>> Start
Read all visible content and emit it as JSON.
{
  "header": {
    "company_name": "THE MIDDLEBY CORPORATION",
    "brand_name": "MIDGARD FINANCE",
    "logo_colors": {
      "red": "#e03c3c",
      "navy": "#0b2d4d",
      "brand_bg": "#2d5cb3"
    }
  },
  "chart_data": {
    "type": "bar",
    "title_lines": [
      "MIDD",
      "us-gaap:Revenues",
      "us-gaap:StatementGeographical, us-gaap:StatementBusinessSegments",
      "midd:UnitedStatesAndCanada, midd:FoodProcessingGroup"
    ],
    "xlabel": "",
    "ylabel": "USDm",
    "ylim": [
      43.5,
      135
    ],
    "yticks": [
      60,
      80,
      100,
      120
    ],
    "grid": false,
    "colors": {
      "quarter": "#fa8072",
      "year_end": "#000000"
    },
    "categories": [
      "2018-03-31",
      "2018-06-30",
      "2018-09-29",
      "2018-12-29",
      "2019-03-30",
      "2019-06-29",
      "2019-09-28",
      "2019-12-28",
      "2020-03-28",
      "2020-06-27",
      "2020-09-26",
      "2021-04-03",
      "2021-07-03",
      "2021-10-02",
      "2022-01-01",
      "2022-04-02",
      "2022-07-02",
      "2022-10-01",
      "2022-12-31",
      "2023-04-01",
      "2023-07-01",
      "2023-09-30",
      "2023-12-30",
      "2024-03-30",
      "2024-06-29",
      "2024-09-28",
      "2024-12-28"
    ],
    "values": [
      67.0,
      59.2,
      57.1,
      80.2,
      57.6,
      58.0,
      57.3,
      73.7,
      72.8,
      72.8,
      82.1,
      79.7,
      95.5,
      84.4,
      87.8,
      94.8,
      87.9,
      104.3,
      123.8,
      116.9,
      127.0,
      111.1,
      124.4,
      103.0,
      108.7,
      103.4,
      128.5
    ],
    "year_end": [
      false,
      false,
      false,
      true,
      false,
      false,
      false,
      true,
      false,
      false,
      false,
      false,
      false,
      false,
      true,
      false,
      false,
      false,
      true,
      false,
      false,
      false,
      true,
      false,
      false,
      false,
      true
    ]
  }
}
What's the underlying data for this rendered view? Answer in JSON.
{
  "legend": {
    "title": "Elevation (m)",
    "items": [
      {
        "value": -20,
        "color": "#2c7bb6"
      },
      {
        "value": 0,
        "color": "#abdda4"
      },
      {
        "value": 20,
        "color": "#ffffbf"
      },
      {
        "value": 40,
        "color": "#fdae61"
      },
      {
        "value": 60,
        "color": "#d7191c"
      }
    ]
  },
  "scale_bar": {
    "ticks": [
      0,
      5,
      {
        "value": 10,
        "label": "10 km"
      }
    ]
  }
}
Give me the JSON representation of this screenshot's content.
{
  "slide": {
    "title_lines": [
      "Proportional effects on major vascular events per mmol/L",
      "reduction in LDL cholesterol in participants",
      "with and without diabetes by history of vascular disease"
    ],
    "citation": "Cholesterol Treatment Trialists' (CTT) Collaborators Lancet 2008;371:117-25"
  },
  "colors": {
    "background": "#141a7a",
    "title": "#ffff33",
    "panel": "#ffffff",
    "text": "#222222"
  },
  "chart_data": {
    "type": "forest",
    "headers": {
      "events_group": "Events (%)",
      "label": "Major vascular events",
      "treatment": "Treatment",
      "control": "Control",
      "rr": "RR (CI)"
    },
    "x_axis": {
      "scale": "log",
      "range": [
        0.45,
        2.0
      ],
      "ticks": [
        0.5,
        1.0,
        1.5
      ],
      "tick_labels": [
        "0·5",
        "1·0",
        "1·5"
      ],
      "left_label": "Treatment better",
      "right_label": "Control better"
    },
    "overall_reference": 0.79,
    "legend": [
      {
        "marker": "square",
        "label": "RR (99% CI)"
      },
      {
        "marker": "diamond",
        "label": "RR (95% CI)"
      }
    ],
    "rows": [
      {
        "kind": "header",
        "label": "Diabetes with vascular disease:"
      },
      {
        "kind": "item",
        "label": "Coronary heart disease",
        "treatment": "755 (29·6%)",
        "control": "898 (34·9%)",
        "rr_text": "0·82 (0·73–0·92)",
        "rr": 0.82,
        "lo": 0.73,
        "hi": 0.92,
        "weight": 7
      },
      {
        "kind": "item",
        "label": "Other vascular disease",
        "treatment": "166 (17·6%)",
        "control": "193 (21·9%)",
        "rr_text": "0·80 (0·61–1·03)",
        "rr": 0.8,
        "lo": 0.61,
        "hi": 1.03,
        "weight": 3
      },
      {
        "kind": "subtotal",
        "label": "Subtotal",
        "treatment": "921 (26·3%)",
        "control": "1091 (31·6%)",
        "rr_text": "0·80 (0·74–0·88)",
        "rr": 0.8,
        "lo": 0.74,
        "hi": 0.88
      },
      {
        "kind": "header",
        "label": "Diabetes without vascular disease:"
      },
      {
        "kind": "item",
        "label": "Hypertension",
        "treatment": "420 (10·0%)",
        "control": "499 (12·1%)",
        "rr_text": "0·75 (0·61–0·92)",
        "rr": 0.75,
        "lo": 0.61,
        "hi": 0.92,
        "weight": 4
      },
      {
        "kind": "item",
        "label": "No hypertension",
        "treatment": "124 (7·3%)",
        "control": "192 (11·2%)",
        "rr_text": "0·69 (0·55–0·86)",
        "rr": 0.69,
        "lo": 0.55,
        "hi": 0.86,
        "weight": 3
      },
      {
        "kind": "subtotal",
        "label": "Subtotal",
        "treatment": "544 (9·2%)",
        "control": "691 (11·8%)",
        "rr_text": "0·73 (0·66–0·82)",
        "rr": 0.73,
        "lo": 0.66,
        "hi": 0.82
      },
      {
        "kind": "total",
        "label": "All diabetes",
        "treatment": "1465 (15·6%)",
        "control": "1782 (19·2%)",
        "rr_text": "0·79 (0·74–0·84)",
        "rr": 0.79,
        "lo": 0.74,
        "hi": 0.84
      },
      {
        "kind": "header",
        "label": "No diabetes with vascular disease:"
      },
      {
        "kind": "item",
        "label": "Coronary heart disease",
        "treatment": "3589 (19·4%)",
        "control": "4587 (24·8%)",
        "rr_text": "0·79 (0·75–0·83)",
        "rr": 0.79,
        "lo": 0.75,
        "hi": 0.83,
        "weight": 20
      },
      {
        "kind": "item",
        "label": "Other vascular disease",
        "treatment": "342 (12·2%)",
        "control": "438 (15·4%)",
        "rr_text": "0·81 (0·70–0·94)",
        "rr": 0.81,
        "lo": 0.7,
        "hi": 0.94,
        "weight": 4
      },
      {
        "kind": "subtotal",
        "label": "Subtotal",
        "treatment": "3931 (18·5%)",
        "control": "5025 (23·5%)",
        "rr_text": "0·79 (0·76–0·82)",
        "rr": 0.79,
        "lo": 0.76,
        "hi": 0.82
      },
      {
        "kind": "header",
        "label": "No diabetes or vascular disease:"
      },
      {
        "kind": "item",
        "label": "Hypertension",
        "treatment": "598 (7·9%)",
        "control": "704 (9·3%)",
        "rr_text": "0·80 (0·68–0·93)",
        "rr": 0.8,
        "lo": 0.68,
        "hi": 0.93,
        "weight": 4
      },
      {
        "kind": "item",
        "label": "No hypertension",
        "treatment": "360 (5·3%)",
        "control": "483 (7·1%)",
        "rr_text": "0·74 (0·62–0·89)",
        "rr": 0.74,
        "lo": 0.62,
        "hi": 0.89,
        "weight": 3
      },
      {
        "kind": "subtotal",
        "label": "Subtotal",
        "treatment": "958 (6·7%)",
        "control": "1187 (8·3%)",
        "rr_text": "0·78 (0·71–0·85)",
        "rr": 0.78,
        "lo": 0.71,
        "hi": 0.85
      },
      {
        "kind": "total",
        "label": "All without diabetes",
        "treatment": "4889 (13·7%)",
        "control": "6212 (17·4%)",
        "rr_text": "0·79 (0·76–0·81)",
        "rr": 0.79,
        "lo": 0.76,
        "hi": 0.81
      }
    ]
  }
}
>> End
• _Do this_
In the entries above, find lines with "vascular" and copy each.

• _Task output_
      "Proportional effects on major vascular events per mmol/L",
      "with and without diabetes by history of vascular disease"
      "label": "Major vascular events",
        "label": "Diabetes with vascular disease:"
        "label": "Other vascular disease",
        "label": "Diabetes without vascular disease:"
        "label": "No diabetes with vascular disease:"
        "label": "Other vascular disease",
        "label": "No diabetes or vascular disease:"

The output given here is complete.